## Job
Find how many lines hold the word "type" and give that number only.

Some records
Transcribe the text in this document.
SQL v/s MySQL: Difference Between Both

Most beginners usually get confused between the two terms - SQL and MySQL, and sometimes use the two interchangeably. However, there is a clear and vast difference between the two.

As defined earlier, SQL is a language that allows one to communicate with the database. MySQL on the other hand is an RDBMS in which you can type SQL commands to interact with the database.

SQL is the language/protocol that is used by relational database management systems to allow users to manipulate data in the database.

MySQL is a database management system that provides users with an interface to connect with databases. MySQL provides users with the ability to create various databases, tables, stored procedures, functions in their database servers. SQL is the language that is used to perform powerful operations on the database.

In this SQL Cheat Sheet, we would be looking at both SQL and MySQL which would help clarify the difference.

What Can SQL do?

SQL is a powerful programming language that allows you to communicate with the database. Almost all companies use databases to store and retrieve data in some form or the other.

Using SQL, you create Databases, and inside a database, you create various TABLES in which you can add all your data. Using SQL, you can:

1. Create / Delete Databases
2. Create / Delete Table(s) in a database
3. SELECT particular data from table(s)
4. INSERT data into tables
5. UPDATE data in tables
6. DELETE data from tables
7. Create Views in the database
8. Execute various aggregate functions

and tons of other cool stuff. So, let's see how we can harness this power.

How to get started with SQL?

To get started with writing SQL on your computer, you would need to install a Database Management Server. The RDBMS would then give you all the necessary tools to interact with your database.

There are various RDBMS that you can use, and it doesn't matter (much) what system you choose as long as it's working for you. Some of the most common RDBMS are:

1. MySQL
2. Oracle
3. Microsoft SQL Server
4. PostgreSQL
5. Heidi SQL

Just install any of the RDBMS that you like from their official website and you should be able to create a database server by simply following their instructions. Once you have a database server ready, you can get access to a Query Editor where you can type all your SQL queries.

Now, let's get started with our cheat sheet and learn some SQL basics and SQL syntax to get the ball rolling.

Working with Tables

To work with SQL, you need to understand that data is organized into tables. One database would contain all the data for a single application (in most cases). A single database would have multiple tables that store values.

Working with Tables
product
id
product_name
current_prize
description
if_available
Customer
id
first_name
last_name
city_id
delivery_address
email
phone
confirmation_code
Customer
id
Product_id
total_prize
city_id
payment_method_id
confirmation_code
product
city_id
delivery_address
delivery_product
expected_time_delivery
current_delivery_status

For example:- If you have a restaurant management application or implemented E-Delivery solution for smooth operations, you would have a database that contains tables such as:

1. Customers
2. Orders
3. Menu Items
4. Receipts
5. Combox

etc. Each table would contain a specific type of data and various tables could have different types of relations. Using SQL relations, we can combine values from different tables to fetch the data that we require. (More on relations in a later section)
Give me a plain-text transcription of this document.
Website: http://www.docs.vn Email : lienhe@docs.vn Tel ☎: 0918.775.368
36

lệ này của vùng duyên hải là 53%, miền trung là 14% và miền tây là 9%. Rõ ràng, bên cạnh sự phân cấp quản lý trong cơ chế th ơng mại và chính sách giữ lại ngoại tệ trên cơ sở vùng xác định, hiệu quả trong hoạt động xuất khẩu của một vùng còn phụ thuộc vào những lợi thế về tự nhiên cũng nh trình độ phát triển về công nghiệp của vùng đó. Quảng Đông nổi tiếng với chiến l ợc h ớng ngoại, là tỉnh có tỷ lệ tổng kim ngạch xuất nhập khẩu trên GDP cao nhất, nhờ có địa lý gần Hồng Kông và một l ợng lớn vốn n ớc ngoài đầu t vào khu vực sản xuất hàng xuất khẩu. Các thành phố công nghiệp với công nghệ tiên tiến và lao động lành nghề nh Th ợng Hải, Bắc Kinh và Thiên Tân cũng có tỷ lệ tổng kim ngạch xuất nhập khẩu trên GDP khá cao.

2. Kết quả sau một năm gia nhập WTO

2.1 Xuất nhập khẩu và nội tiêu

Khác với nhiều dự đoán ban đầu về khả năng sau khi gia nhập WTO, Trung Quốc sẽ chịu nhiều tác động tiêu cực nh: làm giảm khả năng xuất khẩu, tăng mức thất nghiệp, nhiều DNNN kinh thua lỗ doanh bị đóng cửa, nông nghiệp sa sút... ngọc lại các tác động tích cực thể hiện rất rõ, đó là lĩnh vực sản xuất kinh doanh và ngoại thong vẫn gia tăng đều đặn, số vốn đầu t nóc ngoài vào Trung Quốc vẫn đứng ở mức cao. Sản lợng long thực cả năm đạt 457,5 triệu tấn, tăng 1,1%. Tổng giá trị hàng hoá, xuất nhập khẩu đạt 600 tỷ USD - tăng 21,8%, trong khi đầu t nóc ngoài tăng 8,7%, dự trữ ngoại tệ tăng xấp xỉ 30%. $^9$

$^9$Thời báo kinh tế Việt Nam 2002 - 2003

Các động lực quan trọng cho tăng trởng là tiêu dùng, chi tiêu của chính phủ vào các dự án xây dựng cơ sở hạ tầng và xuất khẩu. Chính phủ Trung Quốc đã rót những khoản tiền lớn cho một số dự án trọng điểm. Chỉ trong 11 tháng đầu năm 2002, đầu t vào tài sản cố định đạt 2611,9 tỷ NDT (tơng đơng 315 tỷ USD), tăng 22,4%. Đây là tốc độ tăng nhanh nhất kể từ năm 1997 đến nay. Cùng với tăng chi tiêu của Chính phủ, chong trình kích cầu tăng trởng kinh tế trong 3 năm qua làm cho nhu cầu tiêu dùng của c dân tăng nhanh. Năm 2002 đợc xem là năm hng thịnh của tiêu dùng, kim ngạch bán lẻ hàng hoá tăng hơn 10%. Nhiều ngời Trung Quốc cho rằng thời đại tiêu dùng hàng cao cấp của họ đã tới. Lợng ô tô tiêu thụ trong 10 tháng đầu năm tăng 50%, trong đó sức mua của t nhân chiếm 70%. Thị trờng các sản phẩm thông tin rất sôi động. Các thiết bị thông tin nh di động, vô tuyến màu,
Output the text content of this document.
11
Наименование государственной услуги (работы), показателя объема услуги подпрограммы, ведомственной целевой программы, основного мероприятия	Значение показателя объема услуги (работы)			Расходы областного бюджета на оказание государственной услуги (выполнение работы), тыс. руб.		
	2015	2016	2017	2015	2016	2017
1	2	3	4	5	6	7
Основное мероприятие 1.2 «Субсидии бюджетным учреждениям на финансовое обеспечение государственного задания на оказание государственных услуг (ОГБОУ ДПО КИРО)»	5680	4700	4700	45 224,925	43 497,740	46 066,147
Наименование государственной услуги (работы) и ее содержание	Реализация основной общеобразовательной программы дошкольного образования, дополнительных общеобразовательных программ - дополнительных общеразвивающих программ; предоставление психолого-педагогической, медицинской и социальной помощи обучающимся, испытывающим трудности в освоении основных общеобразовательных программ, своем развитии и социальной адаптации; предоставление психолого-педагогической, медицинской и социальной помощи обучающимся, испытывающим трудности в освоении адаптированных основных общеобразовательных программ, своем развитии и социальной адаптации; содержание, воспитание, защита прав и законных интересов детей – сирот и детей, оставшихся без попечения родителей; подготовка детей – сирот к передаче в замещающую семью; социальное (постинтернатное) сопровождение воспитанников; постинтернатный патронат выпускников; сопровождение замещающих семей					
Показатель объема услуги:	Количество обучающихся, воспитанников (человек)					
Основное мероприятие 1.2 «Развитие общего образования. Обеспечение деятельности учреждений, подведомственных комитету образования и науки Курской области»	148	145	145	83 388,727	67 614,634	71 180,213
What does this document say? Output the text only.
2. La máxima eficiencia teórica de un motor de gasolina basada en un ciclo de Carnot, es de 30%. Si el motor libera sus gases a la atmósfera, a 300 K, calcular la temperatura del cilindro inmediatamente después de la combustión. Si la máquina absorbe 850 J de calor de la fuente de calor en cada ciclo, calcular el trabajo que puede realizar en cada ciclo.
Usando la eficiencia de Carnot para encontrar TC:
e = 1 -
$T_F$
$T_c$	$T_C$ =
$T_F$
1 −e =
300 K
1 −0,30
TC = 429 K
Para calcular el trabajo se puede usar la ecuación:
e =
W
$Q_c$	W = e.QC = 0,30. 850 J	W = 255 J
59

## Correct answer
3